** begin Material for this task **

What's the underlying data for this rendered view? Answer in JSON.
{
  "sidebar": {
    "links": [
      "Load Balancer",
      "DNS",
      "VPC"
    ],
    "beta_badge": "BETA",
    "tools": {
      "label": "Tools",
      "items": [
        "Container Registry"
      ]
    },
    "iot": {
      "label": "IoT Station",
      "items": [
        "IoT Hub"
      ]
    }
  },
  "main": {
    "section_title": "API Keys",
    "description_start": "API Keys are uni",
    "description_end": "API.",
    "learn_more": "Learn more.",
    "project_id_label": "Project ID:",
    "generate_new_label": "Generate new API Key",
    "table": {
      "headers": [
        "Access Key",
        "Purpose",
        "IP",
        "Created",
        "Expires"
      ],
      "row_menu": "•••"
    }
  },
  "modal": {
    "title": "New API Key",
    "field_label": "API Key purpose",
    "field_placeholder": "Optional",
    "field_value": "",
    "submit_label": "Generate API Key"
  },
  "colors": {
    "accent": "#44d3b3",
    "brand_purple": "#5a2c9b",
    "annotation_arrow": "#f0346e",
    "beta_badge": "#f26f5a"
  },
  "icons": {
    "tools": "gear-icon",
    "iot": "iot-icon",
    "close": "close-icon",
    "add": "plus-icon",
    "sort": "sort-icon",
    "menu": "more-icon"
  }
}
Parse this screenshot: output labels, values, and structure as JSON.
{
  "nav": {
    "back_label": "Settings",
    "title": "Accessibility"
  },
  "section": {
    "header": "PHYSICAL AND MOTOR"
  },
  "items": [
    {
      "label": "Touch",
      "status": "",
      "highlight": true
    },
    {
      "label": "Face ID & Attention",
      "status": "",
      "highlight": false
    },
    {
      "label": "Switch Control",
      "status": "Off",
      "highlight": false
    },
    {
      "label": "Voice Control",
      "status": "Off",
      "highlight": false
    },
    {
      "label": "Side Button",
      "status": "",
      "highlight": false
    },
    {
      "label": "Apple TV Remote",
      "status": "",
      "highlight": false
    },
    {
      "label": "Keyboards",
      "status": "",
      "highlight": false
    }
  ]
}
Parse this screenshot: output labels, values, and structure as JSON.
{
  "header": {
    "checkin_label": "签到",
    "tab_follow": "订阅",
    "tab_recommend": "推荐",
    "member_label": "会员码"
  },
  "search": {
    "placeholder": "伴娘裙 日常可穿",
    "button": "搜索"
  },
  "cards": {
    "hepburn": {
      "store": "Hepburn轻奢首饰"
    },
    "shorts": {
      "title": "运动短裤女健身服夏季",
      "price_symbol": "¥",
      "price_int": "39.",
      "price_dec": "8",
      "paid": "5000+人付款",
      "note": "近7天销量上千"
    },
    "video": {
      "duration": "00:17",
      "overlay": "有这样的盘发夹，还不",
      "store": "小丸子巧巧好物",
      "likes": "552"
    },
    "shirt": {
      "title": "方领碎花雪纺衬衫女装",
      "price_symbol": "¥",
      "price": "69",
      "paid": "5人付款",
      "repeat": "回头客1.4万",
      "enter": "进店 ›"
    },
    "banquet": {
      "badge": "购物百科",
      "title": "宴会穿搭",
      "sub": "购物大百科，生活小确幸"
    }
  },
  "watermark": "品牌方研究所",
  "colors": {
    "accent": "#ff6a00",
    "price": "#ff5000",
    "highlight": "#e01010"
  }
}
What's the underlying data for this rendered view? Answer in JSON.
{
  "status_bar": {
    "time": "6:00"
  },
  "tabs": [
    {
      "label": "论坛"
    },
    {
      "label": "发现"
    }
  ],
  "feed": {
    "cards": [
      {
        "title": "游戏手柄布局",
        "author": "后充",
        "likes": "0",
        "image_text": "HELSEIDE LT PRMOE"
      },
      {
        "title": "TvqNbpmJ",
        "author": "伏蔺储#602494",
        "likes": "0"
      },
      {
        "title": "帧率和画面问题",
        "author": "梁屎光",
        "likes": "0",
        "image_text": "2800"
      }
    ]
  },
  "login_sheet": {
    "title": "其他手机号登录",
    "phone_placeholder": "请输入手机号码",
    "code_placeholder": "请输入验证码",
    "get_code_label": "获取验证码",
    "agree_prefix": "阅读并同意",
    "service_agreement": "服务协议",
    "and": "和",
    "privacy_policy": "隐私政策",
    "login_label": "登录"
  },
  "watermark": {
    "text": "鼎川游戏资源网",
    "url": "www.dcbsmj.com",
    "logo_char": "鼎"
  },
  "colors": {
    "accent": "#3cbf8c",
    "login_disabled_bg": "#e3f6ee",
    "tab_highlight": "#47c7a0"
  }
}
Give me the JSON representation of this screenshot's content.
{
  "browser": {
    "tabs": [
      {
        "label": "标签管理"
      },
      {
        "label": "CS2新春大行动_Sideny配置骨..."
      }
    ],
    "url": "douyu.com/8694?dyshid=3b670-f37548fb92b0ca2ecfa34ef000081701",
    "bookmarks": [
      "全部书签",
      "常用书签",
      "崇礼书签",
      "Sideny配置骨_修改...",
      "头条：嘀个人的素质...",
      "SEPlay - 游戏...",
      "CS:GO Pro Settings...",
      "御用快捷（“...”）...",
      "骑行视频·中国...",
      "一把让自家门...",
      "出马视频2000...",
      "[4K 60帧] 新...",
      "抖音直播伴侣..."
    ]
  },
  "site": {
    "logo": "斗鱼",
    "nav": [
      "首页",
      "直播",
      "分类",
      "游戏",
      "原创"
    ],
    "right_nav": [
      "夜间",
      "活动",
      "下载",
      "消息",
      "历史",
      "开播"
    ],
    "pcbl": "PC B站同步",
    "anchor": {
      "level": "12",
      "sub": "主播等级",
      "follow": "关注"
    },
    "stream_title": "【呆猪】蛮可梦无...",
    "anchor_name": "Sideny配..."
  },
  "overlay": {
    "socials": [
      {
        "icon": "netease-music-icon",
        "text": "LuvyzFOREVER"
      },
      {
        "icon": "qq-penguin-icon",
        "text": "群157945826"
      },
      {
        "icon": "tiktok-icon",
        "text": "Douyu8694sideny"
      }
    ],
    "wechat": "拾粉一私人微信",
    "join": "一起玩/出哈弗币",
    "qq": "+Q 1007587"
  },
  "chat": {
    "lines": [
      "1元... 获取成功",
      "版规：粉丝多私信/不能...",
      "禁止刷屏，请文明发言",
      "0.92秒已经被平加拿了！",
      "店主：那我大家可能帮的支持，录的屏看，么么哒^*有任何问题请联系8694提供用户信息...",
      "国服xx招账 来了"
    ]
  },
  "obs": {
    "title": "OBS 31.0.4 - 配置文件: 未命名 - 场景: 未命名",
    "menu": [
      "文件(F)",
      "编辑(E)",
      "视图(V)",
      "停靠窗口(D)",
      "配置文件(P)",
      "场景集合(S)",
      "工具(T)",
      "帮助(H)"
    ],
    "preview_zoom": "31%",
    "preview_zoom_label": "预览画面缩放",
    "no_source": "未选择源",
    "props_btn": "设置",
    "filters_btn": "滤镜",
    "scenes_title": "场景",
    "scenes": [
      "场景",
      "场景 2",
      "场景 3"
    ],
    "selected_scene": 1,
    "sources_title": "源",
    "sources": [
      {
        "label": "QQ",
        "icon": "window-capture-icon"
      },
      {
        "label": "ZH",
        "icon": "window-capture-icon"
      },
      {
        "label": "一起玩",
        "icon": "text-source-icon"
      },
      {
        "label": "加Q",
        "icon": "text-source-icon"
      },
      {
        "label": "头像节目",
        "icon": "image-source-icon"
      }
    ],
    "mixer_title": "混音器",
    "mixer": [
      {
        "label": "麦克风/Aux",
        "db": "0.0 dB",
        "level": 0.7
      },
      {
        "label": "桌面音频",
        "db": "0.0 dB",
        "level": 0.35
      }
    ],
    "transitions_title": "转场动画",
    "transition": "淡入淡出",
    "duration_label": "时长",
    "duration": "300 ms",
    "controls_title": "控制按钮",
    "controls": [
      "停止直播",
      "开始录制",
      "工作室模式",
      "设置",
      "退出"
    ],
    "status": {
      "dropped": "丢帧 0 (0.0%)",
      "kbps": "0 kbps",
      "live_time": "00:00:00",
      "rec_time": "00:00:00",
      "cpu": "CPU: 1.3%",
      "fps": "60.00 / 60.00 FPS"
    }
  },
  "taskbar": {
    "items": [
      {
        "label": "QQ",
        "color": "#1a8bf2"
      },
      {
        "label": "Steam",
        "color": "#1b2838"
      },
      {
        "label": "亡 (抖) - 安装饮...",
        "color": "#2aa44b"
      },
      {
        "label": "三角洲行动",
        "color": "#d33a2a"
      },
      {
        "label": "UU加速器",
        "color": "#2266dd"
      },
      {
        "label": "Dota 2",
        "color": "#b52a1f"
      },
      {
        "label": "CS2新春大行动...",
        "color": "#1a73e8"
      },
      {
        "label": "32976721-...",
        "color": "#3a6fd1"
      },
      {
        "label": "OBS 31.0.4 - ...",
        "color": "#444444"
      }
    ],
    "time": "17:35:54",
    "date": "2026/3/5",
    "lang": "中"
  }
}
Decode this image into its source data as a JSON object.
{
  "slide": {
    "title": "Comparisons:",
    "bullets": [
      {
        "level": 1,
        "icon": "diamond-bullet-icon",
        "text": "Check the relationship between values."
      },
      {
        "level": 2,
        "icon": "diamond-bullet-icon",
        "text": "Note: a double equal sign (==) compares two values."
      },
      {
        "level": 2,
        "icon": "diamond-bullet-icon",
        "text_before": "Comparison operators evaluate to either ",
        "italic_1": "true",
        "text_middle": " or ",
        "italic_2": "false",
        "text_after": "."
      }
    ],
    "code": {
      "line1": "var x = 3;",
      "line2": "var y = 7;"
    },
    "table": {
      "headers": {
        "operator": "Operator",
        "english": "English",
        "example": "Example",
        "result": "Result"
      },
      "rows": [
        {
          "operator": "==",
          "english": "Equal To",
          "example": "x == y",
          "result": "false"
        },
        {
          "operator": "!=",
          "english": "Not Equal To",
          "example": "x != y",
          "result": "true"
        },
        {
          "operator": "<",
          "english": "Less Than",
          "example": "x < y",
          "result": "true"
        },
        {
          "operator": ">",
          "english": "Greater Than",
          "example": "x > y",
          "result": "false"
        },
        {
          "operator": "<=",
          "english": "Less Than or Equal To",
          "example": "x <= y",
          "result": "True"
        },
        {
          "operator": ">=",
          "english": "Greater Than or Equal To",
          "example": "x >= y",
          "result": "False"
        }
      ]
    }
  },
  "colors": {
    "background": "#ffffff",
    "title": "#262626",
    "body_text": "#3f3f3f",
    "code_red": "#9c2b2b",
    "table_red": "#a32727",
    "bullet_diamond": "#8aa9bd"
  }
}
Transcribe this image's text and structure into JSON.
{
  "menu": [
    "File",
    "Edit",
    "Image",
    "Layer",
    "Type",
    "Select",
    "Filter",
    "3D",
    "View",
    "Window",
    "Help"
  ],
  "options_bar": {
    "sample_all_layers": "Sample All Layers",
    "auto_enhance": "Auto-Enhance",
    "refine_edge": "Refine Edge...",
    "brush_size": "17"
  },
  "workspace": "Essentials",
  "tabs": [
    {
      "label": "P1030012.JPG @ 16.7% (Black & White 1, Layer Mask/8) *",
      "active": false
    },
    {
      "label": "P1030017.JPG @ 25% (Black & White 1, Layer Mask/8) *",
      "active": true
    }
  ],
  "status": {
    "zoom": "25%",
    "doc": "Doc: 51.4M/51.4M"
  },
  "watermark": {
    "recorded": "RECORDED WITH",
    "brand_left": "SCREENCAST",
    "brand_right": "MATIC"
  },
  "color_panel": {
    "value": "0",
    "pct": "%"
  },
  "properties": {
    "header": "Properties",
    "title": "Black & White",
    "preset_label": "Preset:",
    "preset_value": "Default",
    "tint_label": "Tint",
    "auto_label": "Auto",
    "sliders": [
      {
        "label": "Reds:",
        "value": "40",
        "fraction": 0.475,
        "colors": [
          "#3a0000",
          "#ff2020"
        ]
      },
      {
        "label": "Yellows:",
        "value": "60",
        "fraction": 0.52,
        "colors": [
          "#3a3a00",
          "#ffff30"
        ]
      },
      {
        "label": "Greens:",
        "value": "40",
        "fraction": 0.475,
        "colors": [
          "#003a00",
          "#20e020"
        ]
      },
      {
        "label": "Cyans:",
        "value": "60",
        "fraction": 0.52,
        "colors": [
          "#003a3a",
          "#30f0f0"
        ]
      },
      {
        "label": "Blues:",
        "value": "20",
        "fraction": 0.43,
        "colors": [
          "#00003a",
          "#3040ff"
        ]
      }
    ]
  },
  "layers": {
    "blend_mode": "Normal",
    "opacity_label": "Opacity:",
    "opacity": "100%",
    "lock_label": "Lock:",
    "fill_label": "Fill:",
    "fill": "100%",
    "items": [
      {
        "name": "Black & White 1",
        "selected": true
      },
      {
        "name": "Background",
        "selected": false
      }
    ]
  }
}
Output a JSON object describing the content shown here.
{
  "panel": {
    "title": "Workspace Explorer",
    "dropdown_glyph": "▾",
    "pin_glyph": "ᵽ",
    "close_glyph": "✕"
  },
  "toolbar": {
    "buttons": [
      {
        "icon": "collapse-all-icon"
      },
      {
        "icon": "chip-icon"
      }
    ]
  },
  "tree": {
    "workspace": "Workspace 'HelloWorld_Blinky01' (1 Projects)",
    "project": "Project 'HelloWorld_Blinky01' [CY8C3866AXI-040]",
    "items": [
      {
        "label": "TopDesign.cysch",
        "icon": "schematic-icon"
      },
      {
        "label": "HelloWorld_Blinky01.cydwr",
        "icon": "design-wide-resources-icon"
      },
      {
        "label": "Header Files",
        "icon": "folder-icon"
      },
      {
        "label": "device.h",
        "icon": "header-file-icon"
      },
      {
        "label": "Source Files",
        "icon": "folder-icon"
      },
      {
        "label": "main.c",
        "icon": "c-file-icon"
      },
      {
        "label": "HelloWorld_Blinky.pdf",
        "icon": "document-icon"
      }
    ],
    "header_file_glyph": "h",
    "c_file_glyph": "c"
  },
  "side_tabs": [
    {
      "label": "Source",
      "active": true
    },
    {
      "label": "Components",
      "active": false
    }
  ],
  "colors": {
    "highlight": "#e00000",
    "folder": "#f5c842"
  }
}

** end Material for this task **

Answer with one number only: how many lines above contain the word "Black".

Task response: 4